## begin Material provided

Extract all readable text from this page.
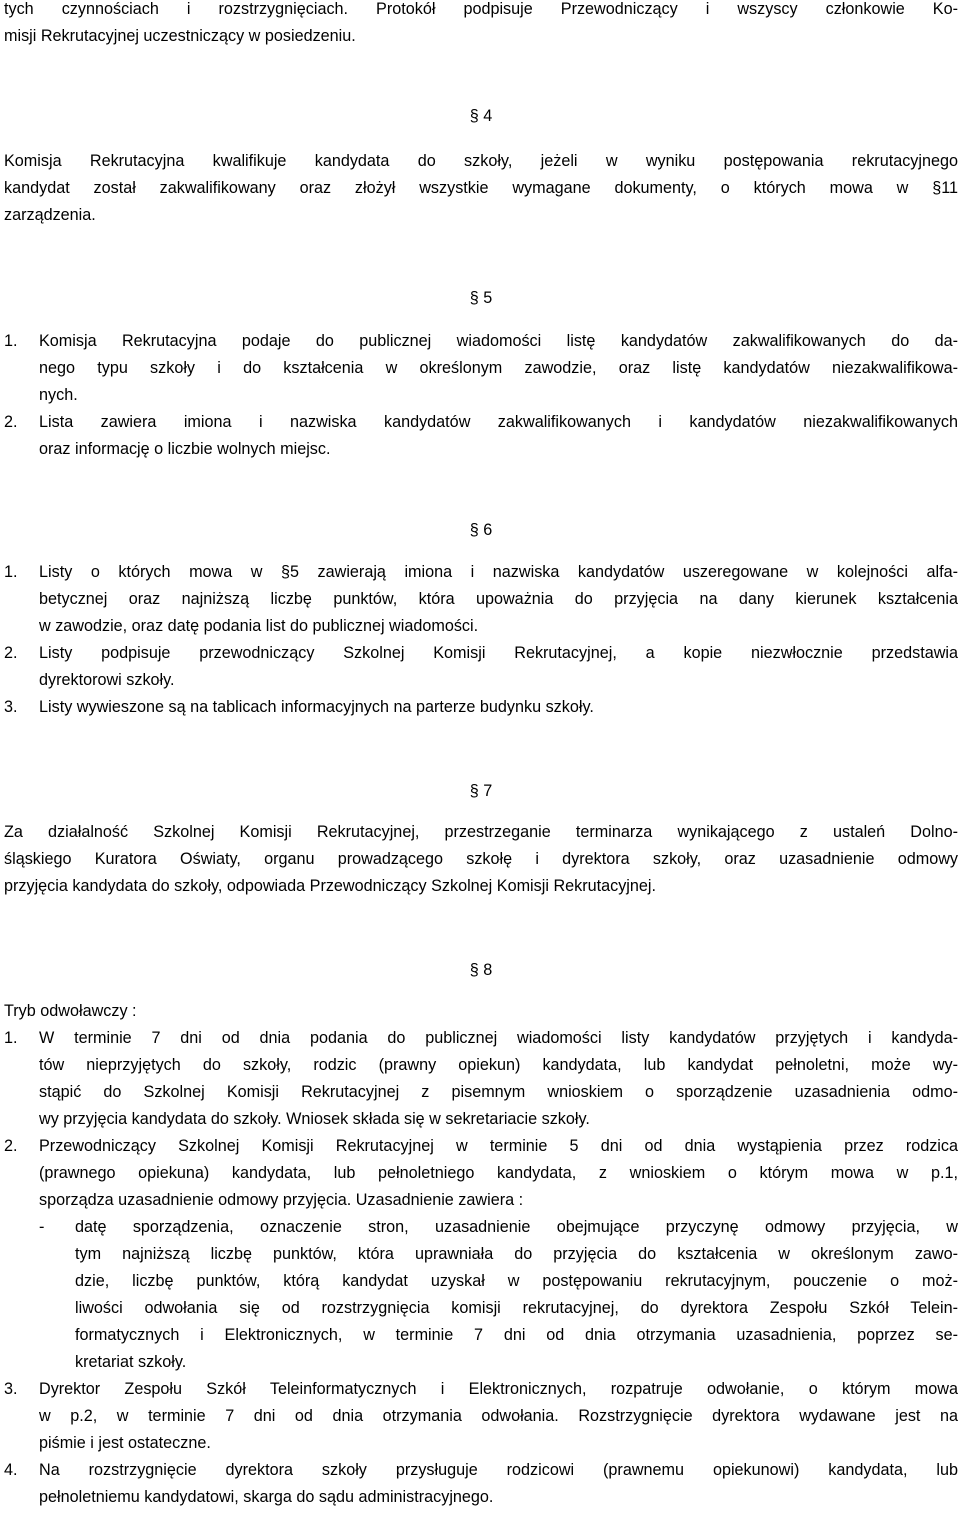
tych czynnościach i rozstrzygnięciach. Protokół podpisuje Przewodniczący i wszyscy członkowie Ko-
misji Rekrutacyjnej uczestniczący w posiedzeniu.
§ 4
Komisja Rekrutacyjna kwalifikuje kandydata do szkoły, jeżeli w wyniku postępowania rekrutacyjnego
kandydat został zakwalifikowany oraz złożył wszystkie wymagane dokumenty, o których mowa w §11
zarządzenia.
§ 5
1. Komisja Rekrutacyjna podaje do publicznej wiadomości listę kandydatów zakwalifikowanych do da-
nego typu szkoły i do kształcenia w określonym zawodzie, oraz listę kandydatów niezakwalifikowa-
nych.
2. Lista zawiera imiona i nazwiska kandydatów zakwalifikowanych i kandydatów niezakwalifikowanych
oraz informację o liczbie wolnych miejsc.
§ 6
1. Listy o których mowa w §5 zawierają imiona i nazwiska kandydatów uszeregowane w kolejności alfa-
betycznej oraz najniższą liczbę punktów, która upoważnia do przyjęcia na dany kierunek kształcenia
w zawodzie, oraz datę podania list do publicznej wiadomości.
2. Listy podpisuje przewodniczący Szkolnej Komisji Rekrutacyjnej, a kopie niezwłocznie przedstawia
dyrektorowi szkoły.
3. Listy wywieszone są na tablicach informacyjnych na parterze budynku szkoły.
§ 7
Za działalność Szkolnej Komisji Rekrutacyjnej, przestrzeganie terminarza wynikającego z ustaleń Dolno-
śląskiego Kuratora Oświaty, organu prowadzącego szkołę i dyrektora szkoły, oraz uzasadnienie odmowy
przyjęcia kandydata do szkoły, odpowiada Przewodniczący Szkolnej Komisji Rekrutacyjnej.
§ 8
Tryb odwoławczy :
1. W terminie 7 dni od dnia podania do publicznej wiadomości listy kandydatów przyjętych i kandyda-
tów nieprzyjętych do szkoły, rodzic (prawny opiekun) kandydata, lub kandydat pełnoletni, może wy-
stąpić do Szkolnej Komisji Rekrutacyjnej z pisemnym wnioskiem o sporządzenie uzasadnienia odmo-
wy przyjęcia kandydata do szkoły. Wniosek składa się w sekretariacie szkoły.
2. Przewodniczący Szkolnej Komisji Rekrutacyjnej w terminie 5 dni od dnia wystąpienia przez rodzica
(prawnego opiekuna) kandydata, lub pełnoletniego kandydata, z wnioskiem o którym mowa w p.1,
sporządza uzasadnienie odmowy przyjęcia. Uzasadnienie zawiera :
- datę sporządzenia, oznaczenie stron, uzasadnienie obejmujące przyczynę odmowy przyjęcia, w
tym najniższą liczbę punktów, która uprawniała do przyjęcia do kształcenia w określonym zawo-
dzie, liczbę punktów, którą kandydat uzyskał w postępowaniu rekrutacyjnym, pouczenie o moż-
liwości odwołania się od rozstrzygnięcia komisji rekrutacyjnej, do dyrektora Zespołu Szkół Telein-
formatycznych i Elektronicznych, w terminie 7 dni od dnia otrzymania uzasadnienia, poprzez se-
kretariat szkoły.
3. Dyrektor Zespołu Szkół Teleinformatycznych i Elektronicznych, rozpatruje odwołanie, o którym mowa
w p.2, w terminie 7 dni od dnia otrzymania odwołania. Rozstrzygnięcie dyrektora wydawane jest na
piśmie i jest ostateczne.
4. Na rozstrzygnięcie dyrektora szkoły przysługuje rodzicowi (prawnemu opiekunowi) kandydata, lub
pełnoletniemu kandydatowi, skarga do sądu administracyjnego.
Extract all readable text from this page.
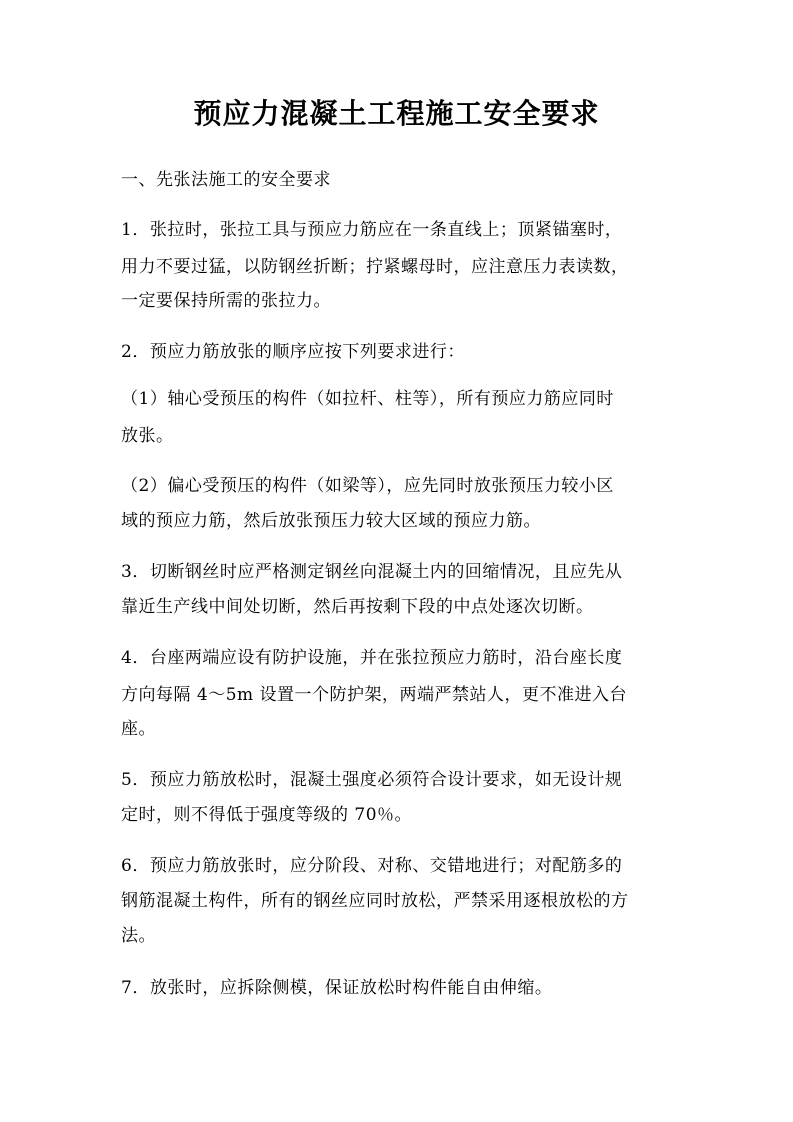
预应力混凝土工程施工安全要求
一、先张法施工的安全要求
1．张拉时，张拉工具与预应力筋应在一条直线上；顶紧锚塞时，
用力不要过猛，以防钢丝折断；拧紧螺母时，应注意压力表读数，
一定要保持所需的张拉力。
2．预应力筋放张的顺序应按下列要求进行：
（1）轴心受预压的构件（如拉杆、柱等），所有预应力筋应同时
放张。
（2）偏心受预压的构件（如梁等），应先同时放张预压力较小区
域的预应力筋，然后放张预压力较大区域的预应力筋。
3．切断钢丝时应严格测定钢丝向混凝土内的回缩情况，且应先从
靠近生产线中间处切断，然后再按剩下段的中点处逐次切断。
4．台座两端应设有防护设施，并在张拉预应力筋时，沿台座长度
方向每隔 4～5m 设置一个防护架，两端严禁站人，更不准进入台
座。
5．预应力筋放松时，混凝土强度必须符合设计要求，如无设计规
定时，则不得低于强度等级的 70％。
6．预应力筋放张时，应分阶段、对称、交错地进行；对配筋多的
钢筋混凝土构件，所有的钢丝应同时放松，严禁采用逐根放松的方
法。
7．放张时，应拆除侧模，保证放松时构件能自由伸缩。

## end Material provided

Stated goal:
Take the listing above and print it exactly, apart from the pictures.

Finished exercise:
Extract all readable text from this page.
tych czynnościach i rozstrzygnięciach. Protokół podpisuje Przewodniczący i wszyscy członkowie Ko-
misji Rekrutacyjnej uczestniczący w posiedzeniu.
§ 4
Komisja Rekrutacyjna kwalifikuje kandydata do szkoły, jeżeli w wyniku postępowania rekrutacyjnego
kandydat został zakwalifikowany oraz złożył wszystkie wymagane dokumenty, o których mowa w §11
zarządzenia.
§ 5
1. Komisja Rekrutacyjna podaje do publicznej wiadomości listę kandydatów zakwalifikowanych do da-
nego typu szkoły i do kształcenia w określonym zawodzie, oraz listę kandydatów niezakwalifikowa-
nych.
2. Lista zawiera imiona i nazwiska kandydatów zakwalifikowanych i kandydatów niezakwalifikowanych
oraz informację o liczbie wolnych miejsc.
§ 6
1. Listy o których mowa w §5 zawierają imiona i nazwiska kandydatów uszeregowane w kolejności alfa-
betycznej oraz najniższą liczbę punktów, która upoważnia do przyjęcia na dany kierunek kształcenia
w zawodzie, oraz datę podania list do publicznej wiadomości.
2. Listy podpisuje przewodniczący Szkolnej Komisji Rekrutacyjnej, a kopie niezwłocznie przedstawia
dyrektorowi szkoły.
3. Listy wywieszone są na tablicach informacyjnych na parterze budynku szkoły.
§ 7
Za działalność Szkolnej Komisji Rekrutacyjnej, przestrzeganie terminarza wynikającego z ustaleń Dolno-
śląskiego Kuratora Oświaty, organu prowadzącego szkołę i dyrektora szkoły, oraz uzasadnienie odmowy
przyjęcia kandydata do szkoły, odpowiada Przewodniczący Szkolnej Komisji Rekrutacyjnej.
§ 8
Tryb odwoławczy :
1. W terminie 7 dni od dnia podania do publicznej wiadomości listy kandydatów przyjętych i kandyda-
tów nieprzyjętych do szkoły, rodzic (prawny opiekun) kandydata, lub kandydat pełnoletni, może wy-
stąpić do Szkolnej Komisji Rekrutacyjnej z pisemnym wnioskiem o sporządzenie uzasadnienia odmo-
wy przyjęcia kandydata do szkoły. Wniosek składa się w sekretariacie szkoły.
2. Przewodniczący Szkolnej Komisji Rekrutacyjnej w terminie 5 dni od dnia wystąpienia przez rodzica
(prawnego opiekuna) kandydata, lub pełnoletniego kandydata, z wnioskiem o którym mowa w p.1,
sporządza uzasadnienie odmowy przyjęcia. Uzasadnienie zawiera :
- datę sporządzenia, oznaczenie stron, uzasadnienie obejmujące przyczynę odmowy przyjęcia, w
tym najniższą liczbę punktów, która uprawniała do przyjęcia do kształcenia w określonym zawo-
dzie, liczbę punktów, którą kandydat uzyskał w postępowaniu rekrutacyjnym, pouczenie o moż-
liwości odwołania się od rozstrzygnięcia komisji rekrutacyjnej, do dyrektora Zespołu Szkół Telein-
formatycznych i Elektronicznych, w terminie 7 dni od dnia otrzymania uzasadnienia, poprzez se-
kretariat szkoły.
3. Dyrektor Zespołu Szkół Teleinformatycznych i Elektronicznych, rozpatruje odwołanie, o którym mowa
w p.2, w terminie 7 dni od dnia otrzymania odwołania. Rozstrzygnięcie dyrektora wydawane jest na
piśmie i jest ostateczne.
4. Na rozstrzygnięcie dyrektora szkoły przysługuje rodzicowi (prawnemu opiekunowi) kandydata, lub
pełnoletniemu kandydatowi, skarga do sądu administracyjnego.
Extract all readable text from this page.
预应力混凝土工程施工安全要求
一、先张法施工的安全要求
1．张拉时，张拉工具与预应力筋应在一条直线上；顶紧锚塞时，
用力不要过猛，以防钢丝折断；拧紧螺母时，应注意压力表读数，
一定要保持所需的张拉力。
2．预应力筋放张的顺序应按下列要求进行：
（1）轴心受预压的构件（如拉杆、柱等），所有预应力筋应同时
放张。
（2）偏心受预压的构件（如梁等），应先同时放张预压力较小区
域的预应力筋，然后放张预压力较大区域的预应力筋。
3．切断钢丝时应严格测定钢丝向混凝土内的回缩情况，且应先从
靠近生产线中间处切断，然后再按剩下段的中点处逐次切断。
4．台座两端应设有防护设施，并在张拉预应力筋时，沿台座长度
方向每隔 4～5m 设置一个防护架，两端严禁站人，更不准进入台
座。
5．预应力筋放松时，混凝土强度必须符合设计要求，如无设计规
定时，则不得低于强度等级的 70％。
6．预应力筋放张时，应分阶段、对称、交错地进行；对配筋多的
钢筋混凝土构件，所有的钢丝应同时放松，严禁采用逐根放松的方
法。
7．放张时，应拆除侧模，保证放松时构件能自由伸缩。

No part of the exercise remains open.